**Requirement:**
Each line containing the word "kind" must be reported.

[Dataset records]
══════
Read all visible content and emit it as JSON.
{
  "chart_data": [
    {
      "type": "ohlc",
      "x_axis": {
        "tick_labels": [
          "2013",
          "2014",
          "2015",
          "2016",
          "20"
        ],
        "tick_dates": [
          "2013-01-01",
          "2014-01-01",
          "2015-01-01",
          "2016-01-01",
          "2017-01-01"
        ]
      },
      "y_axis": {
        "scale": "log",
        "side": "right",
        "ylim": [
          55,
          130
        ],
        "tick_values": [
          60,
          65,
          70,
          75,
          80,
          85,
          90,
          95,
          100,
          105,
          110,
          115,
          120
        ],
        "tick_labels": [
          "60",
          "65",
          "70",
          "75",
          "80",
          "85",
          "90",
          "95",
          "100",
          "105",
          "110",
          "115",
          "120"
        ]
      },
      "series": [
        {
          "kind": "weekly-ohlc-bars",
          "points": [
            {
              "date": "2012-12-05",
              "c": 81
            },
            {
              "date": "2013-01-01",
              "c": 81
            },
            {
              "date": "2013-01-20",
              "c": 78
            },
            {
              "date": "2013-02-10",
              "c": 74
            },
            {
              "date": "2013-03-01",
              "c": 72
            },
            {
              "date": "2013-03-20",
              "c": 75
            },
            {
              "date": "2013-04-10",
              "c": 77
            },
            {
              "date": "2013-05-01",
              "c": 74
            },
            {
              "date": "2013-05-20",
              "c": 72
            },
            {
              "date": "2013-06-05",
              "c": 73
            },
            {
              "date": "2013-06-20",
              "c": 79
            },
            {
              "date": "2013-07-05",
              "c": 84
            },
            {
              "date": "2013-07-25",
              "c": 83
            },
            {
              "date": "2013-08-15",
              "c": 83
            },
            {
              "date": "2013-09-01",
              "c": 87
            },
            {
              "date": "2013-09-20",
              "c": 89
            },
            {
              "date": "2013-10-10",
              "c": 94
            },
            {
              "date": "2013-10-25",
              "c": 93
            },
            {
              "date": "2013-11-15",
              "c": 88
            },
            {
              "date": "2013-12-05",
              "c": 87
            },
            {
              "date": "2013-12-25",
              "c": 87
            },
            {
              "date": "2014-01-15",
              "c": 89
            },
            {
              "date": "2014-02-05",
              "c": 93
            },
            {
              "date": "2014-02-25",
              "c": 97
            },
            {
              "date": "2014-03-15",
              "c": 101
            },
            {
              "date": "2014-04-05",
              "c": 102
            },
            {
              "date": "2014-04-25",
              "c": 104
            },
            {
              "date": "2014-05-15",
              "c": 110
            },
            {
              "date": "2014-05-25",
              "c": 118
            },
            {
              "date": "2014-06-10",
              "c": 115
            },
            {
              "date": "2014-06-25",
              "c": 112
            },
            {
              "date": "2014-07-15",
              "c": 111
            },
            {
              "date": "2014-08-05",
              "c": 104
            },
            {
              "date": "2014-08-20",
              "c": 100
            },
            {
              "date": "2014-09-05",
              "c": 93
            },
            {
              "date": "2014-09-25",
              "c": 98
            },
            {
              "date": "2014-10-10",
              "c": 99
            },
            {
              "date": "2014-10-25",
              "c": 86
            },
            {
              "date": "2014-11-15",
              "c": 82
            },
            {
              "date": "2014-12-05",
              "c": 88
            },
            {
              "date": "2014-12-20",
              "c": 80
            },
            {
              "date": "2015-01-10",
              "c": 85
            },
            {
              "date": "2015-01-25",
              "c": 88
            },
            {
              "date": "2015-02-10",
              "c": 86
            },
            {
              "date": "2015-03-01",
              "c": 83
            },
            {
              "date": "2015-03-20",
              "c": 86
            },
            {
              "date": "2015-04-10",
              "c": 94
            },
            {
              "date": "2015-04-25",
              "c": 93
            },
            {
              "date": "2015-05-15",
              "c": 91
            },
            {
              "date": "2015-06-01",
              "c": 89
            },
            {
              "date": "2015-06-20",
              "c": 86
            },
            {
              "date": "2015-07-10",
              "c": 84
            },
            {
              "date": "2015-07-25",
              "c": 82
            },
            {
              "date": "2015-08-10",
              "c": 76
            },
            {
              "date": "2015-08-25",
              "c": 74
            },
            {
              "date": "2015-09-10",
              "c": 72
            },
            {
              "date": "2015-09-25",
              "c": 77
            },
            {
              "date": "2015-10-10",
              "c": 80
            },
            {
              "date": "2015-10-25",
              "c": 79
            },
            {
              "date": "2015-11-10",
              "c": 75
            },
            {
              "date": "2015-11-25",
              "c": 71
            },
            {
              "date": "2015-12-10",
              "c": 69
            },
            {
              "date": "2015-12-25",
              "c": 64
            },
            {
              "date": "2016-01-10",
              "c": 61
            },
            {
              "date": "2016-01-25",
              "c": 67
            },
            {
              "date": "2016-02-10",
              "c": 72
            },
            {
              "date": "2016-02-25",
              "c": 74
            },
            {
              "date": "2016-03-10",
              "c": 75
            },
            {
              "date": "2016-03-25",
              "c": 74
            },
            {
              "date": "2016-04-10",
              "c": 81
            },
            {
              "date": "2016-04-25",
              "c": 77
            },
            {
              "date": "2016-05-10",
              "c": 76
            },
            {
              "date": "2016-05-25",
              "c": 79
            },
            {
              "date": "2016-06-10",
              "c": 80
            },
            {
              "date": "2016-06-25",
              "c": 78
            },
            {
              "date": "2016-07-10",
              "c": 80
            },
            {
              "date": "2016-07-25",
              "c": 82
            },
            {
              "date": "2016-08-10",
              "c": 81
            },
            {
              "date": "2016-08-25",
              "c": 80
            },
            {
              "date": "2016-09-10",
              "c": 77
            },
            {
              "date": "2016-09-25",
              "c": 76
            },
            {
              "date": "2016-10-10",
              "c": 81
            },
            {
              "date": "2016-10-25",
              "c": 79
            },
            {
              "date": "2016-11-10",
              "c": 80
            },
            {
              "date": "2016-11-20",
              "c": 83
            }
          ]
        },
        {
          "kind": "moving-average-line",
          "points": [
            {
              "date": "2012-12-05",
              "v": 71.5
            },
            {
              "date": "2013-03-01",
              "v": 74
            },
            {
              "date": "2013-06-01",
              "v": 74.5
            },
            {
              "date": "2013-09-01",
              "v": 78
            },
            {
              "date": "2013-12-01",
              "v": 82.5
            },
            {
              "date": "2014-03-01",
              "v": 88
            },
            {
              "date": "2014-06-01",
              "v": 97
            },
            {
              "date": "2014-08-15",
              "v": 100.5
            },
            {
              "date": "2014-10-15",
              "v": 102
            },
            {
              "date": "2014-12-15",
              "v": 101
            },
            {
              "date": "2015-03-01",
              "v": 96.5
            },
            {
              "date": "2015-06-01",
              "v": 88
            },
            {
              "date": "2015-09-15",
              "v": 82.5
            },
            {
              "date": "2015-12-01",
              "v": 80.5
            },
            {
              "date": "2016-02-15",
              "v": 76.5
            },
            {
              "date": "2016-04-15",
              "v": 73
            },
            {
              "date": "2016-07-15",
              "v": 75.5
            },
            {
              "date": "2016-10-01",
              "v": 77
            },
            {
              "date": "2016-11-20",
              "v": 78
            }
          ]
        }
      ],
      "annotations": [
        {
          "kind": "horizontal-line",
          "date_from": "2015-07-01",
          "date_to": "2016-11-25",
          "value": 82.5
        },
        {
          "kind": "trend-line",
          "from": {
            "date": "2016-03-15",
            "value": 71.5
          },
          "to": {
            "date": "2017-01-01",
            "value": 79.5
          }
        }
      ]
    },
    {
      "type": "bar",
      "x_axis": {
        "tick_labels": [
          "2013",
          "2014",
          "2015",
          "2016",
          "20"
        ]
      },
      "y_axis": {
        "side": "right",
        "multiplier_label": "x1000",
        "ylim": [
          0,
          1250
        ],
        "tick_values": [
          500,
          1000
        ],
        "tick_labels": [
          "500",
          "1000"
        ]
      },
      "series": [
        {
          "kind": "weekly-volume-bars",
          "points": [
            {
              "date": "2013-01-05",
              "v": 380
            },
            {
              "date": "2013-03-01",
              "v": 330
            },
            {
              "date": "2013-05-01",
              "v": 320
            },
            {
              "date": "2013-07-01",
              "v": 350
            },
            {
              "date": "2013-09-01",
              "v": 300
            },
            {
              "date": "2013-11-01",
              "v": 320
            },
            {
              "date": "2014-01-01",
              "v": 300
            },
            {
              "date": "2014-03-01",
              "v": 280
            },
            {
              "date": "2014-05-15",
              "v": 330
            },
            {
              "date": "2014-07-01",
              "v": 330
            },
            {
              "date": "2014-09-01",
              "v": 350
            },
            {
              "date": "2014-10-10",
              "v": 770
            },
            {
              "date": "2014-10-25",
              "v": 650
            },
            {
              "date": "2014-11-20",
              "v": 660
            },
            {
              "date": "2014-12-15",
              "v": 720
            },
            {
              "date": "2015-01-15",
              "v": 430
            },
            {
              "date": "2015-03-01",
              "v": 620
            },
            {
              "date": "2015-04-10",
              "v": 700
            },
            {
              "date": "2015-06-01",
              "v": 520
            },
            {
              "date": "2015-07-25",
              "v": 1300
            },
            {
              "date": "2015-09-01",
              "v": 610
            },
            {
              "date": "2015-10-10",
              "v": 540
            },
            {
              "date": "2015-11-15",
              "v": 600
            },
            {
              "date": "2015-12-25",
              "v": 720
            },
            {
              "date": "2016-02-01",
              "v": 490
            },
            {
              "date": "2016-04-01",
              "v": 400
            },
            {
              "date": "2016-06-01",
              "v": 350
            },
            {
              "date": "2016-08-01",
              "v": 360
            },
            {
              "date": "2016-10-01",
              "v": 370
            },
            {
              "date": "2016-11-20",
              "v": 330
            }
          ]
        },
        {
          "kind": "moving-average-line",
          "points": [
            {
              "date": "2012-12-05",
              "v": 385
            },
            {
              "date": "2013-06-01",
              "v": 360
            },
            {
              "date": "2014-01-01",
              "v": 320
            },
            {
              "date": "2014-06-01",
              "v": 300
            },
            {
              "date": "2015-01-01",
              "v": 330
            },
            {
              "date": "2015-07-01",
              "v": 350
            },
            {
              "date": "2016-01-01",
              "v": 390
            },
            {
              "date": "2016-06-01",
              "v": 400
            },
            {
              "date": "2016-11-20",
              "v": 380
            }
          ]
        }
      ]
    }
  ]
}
══════
**Expected answer:**
          "kind": "weekly-ohlc-bars",
          "kind": "moving-average-line",
          "kind": "horizontal-line",
          "kind": "trend-line",
          "kind": "weekly-volume-bars",
          "kind": "moving-average-line",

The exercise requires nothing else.